**What is expected:**
Look through the material below. Copy each line that contains the string "structured".

**Dataset excerpts:**
● ● ●

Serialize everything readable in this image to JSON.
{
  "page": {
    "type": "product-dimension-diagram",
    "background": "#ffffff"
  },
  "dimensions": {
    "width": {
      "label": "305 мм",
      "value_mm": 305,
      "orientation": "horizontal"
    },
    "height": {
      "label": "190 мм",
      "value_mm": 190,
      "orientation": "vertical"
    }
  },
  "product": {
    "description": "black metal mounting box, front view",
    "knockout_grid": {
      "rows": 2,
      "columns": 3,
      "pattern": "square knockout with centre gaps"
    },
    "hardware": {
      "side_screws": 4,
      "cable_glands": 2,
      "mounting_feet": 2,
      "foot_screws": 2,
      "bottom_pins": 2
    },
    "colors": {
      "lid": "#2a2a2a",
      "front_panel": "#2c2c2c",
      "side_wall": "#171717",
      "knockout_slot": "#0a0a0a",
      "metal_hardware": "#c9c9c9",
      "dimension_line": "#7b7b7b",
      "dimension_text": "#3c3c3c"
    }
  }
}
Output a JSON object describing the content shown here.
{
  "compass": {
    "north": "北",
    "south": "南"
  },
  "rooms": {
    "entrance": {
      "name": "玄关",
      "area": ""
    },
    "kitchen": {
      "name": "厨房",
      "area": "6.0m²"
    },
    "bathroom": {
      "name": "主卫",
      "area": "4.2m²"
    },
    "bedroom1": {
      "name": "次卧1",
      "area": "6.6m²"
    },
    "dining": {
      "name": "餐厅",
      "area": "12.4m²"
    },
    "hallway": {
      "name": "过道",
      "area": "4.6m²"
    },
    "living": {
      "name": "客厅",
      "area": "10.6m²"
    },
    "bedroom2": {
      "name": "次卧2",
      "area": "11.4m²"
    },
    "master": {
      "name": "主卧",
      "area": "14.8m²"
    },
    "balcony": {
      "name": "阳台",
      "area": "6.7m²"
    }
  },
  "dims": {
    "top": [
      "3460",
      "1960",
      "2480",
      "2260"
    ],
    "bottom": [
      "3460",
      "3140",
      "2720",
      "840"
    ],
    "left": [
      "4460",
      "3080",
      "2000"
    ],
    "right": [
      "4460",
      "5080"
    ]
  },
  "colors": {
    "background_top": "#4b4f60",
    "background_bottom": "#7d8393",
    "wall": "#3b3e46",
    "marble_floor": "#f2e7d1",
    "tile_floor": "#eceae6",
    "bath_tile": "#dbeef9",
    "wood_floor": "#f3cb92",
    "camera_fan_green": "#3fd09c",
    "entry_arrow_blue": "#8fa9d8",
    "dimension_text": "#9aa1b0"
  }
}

● ● ●

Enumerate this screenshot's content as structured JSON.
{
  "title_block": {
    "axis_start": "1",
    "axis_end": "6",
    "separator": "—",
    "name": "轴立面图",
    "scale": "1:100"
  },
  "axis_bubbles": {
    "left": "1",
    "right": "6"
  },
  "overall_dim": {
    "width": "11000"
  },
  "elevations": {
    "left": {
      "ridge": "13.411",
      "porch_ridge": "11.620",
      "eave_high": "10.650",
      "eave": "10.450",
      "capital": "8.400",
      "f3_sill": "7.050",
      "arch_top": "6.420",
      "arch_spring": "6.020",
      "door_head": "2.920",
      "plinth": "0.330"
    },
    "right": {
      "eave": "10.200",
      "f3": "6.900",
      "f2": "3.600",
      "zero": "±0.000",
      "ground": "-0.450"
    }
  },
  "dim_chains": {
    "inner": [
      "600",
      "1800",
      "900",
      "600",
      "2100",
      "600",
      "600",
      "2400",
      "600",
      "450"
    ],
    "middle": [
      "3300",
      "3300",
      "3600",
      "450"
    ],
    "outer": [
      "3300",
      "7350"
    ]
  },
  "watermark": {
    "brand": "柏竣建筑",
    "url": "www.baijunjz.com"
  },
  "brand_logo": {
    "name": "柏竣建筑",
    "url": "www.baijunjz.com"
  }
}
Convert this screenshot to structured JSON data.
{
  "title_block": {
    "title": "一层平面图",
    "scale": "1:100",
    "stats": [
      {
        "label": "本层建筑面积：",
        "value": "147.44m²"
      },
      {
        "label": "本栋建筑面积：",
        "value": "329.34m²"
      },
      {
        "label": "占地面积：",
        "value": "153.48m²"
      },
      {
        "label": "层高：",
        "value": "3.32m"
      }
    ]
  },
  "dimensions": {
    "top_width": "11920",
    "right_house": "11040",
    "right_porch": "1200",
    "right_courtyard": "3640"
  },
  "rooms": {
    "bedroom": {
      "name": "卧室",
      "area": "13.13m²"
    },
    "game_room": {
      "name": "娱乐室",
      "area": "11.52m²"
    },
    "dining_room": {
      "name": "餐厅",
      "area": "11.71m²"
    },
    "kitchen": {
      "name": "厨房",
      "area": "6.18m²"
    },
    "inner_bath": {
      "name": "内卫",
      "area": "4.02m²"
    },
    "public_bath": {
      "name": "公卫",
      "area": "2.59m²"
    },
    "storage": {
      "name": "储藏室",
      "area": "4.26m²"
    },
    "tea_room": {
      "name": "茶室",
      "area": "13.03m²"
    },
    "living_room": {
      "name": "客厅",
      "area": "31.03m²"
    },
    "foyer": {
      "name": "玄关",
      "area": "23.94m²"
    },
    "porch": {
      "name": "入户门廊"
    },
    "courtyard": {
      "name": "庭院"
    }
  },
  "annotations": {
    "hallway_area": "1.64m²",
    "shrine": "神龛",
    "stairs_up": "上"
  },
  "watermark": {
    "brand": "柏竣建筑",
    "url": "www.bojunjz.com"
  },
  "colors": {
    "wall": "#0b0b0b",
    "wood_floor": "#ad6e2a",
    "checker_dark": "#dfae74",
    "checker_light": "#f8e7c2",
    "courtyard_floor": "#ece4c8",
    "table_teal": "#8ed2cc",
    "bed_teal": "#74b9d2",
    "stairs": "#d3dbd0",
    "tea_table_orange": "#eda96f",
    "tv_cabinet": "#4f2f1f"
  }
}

● ● ●

**The output:**
Enumerate this screenshot's content as structured JSON.
Convert this screenshot to structured JSON data.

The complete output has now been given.